## Passage for review

.....

I've got to demo a project for my degree tomorrow and after running my final build on other machines it seems it only works on mine.
The error is:
EventType : clr20r3 P1 : userfriendlylatex.exe P2 : 1.0.0.0
P3 : 447b4557 P4 : system.windows.forms P5 : 2.0.0.0 P6 : 4333aefa
P7 : 1979 P8 : 2 P9 : pszqoadhx1u5zahbhohghldgiy4qixhx
This seems to be an unhandled exception but how do I find where this is
Really apprecaite any help.

URGENT! Runtime error
David Walp - Microsoft
Well I now know it's an unhandled file not found exception but for what I can tell all the files are there. It did run once on a machine with VS 2K5 but then i uninstalled VS and reinstalled it and it has about 3 errors relating to one of the dlls I have used. They are present as they are on my own computer so I don't see where those are coming from. I'll continue to look at the problem when I had more time and post a solution on this thread incase others have similar problems.
Thanks for your help.
AlexSl
Try putting the PDBs from your binaries into the same directory and run it again to get a call stack or something that you can work with. The PDBs are, I believe, automatically generated even in release builds but if not go to your project settings, Build settings, Advanced button, Debug Info - PDB-only.
Michael Taylor - 5/30/06
LockyBoy1
Unlikely that it is a build problem. If you were missing a file or something then you should have gotten a better message. .NET 2.0 is installed on the machine right If you uninstall VS2005 does the problem start occurring again Were you able to get a better call stack in the error log after copying the PDBs over You don't need the debugger for that.

.....

## Information
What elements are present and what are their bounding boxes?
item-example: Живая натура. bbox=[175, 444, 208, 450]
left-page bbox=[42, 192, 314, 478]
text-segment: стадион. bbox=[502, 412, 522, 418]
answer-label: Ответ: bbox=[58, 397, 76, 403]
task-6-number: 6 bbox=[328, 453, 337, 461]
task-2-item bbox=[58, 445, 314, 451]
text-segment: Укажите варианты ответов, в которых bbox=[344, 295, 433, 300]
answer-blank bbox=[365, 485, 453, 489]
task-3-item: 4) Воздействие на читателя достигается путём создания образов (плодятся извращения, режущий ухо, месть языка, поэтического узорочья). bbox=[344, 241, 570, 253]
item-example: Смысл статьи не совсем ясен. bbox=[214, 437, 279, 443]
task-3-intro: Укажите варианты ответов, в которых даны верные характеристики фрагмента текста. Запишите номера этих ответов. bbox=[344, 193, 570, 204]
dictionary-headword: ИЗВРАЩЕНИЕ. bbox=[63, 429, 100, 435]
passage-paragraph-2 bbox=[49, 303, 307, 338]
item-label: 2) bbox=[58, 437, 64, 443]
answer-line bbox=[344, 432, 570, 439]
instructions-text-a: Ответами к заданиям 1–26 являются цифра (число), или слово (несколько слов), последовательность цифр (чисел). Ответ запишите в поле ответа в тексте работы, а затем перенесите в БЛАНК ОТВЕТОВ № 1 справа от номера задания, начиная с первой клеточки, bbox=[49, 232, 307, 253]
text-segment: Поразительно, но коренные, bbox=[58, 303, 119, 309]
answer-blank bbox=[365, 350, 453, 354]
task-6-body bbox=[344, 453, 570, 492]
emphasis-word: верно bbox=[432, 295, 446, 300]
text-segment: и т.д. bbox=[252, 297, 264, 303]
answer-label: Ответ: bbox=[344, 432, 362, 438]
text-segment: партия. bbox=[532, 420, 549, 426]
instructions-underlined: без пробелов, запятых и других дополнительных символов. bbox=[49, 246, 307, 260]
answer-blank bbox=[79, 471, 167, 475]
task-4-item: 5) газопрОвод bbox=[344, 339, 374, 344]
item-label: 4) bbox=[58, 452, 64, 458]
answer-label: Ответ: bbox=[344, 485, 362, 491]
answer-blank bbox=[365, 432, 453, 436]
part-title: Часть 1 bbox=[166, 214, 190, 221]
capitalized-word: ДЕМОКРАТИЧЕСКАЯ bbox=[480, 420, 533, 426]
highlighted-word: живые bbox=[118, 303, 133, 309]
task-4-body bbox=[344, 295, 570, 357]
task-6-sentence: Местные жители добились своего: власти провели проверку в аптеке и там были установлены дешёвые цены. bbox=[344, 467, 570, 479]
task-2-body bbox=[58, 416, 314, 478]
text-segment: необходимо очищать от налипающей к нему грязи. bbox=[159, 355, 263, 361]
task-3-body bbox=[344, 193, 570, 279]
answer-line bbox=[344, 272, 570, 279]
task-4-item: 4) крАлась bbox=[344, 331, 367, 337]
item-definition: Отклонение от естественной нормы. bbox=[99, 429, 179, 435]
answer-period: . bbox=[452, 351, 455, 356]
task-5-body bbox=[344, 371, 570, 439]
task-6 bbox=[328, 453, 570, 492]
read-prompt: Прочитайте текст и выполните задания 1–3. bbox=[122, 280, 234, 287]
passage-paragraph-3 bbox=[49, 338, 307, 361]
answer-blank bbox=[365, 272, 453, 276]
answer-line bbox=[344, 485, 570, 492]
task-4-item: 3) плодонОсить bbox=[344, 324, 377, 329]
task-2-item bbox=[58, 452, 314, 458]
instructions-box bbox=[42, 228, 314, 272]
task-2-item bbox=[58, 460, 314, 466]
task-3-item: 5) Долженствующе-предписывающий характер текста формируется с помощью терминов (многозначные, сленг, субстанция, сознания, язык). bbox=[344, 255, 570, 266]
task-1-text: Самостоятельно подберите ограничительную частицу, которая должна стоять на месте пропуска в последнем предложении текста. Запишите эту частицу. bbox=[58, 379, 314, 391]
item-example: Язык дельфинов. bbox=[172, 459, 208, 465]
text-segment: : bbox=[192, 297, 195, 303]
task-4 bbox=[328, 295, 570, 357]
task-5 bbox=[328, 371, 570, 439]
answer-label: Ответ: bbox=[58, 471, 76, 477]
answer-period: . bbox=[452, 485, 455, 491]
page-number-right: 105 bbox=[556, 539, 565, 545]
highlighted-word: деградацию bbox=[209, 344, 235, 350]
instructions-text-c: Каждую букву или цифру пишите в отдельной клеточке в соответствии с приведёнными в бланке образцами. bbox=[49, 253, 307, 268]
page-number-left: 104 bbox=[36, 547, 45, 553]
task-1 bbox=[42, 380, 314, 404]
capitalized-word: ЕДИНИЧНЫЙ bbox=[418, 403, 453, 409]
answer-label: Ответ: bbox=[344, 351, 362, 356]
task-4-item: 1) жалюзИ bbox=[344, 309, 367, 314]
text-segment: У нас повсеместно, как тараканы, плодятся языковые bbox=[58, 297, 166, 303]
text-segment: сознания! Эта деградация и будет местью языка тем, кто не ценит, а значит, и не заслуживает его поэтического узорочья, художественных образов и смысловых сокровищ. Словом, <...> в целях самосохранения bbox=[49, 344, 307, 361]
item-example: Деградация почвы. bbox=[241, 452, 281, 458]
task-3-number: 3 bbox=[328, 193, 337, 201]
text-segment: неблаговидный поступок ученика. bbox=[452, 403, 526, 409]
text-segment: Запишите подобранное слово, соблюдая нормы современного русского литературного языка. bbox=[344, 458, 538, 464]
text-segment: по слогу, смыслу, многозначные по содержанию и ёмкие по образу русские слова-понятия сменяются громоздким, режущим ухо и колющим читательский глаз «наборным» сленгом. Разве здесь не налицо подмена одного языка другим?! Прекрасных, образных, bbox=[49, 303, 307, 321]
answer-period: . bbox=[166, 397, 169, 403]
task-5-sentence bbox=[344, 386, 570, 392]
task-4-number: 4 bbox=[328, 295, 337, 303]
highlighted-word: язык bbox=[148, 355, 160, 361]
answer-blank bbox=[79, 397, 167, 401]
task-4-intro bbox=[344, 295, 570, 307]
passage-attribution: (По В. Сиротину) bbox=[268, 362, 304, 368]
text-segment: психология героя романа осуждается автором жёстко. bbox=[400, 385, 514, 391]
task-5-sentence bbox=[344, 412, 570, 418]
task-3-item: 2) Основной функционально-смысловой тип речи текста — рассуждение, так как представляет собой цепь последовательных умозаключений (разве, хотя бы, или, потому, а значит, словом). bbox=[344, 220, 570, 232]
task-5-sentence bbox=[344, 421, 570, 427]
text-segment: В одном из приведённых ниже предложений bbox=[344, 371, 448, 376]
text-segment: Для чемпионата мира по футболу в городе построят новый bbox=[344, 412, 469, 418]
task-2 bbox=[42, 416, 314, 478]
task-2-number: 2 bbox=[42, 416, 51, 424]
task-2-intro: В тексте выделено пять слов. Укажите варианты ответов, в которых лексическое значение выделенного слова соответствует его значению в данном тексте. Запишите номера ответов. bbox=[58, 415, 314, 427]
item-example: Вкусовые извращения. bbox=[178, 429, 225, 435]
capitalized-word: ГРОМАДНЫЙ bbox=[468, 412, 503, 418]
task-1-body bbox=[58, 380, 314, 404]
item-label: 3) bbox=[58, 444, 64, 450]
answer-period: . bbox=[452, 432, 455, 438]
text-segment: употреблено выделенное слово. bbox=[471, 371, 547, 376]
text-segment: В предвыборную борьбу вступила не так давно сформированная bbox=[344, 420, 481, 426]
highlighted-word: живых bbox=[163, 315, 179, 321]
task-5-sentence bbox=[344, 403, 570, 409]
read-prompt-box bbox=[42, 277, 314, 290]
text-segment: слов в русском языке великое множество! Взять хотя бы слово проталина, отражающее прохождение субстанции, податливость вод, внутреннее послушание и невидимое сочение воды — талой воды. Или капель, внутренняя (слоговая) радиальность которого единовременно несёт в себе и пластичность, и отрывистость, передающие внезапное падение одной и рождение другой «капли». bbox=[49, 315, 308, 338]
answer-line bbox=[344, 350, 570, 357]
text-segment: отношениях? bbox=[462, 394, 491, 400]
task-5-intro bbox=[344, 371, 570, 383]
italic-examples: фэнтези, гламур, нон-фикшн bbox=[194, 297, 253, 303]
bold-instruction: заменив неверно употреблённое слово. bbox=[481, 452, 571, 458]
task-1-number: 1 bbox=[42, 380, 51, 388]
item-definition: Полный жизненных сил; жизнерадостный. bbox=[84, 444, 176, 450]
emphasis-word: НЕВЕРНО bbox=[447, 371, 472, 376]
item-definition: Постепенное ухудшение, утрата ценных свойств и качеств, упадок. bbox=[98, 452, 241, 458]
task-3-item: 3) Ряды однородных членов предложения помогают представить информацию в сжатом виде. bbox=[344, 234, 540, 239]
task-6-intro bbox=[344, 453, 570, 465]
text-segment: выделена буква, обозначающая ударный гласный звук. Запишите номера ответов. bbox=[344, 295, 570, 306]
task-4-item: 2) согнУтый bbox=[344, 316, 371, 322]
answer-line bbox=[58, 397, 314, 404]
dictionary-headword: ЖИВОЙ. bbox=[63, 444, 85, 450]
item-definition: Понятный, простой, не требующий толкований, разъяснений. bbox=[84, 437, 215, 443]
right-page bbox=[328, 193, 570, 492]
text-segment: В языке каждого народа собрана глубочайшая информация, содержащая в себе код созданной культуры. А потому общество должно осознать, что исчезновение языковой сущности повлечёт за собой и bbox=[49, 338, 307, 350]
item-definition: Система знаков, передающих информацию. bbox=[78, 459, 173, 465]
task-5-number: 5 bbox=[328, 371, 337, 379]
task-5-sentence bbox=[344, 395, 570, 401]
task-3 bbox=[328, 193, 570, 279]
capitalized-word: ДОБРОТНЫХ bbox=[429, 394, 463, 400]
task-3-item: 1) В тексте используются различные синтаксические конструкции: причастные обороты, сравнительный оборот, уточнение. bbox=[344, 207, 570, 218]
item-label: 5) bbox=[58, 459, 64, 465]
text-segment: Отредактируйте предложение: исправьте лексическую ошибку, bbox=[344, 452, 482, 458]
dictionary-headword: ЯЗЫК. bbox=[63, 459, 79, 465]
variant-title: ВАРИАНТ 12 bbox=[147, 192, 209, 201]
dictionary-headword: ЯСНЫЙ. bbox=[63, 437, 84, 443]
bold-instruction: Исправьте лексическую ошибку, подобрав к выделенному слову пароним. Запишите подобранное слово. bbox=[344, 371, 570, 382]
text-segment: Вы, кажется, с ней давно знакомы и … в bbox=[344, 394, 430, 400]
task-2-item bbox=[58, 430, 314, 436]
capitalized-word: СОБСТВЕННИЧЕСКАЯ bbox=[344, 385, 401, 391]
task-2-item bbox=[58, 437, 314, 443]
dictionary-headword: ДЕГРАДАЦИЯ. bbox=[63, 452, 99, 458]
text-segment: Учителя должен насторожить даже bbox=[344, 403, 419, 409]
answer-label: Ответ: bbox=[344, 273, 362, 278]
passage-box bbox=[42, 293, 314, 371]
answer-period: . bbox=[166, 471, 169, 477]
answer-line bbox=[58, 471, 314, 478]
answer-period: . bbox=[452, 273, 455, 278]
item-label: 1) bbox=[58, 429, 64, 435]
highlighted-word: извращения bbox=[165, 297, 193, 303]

.....

## What you will do
A. In the forum thread about the runtime error, substitute "computers" for "machines" and write out the passage that begins at "I've got to" and stops after "apprecaite any help.".
B. Please translate this sentence from the runtime error thread into Spanish: "If you were missing a file or something then you should have gotten a better message."
C. Extend the forum thread about the runtime error with a further reply, picking up after its last sentence.
The listing was drawn from a separate source.

## Answers given
A.
I've got to demo a project for my degree tomorrow and after running my final build on other computers it seems it only works on mine.
The error is:
EventType : clr20r3 P1 : userfriendlylatex.exe P2 : 1.0.0.0
P3 : 447b4557 P4 : system.windows.forms P5 : 2.0.0.0 P6 : 4333aefa
P7 : 1979 P8 : 2 P9 : pszqoadhx1u5zahbhohghldgiy4qixhx
This seems to be an unhandled exception but how do I find where this is
Really apprecaite any help.

B. Si te faltara un archivo o algo así, deberías haber recibido un mensaje mejor.

C.
You could use the remote debugger to debug against a remote machine. You'll need a few binaries on the remote machine but not the entire debugger. This should permit you to debug the problem. Alternatively you could simply try using Trace to trace some events until the app blows up to help narrow down your problem.
Michael Taylor - 5/30/06
Vikram Karumbaiah
Ricky Kelley
cdbrown
You don't open them at all. When an exception occurs and the debugger runs, or if Dr. Watson generates a log, then it will first search for the corresponding PDB for the binary that cause the crash. If it finds the PDB then it'll use the symbol API to build the call stack information. The PDB contains the information necessary to build this information. If you are on the .NET side and an exception occurs the PDB will help the runtime build an accurate callstack by providing it the symbol names. In the unmanaged world this is the only way to get symbol information. In .NET the metadata is still available but depending on how the code is compiled the call stack still might not be that useful. With the PDBs in the same directory run the app and see if you can get a better log of what went wrong.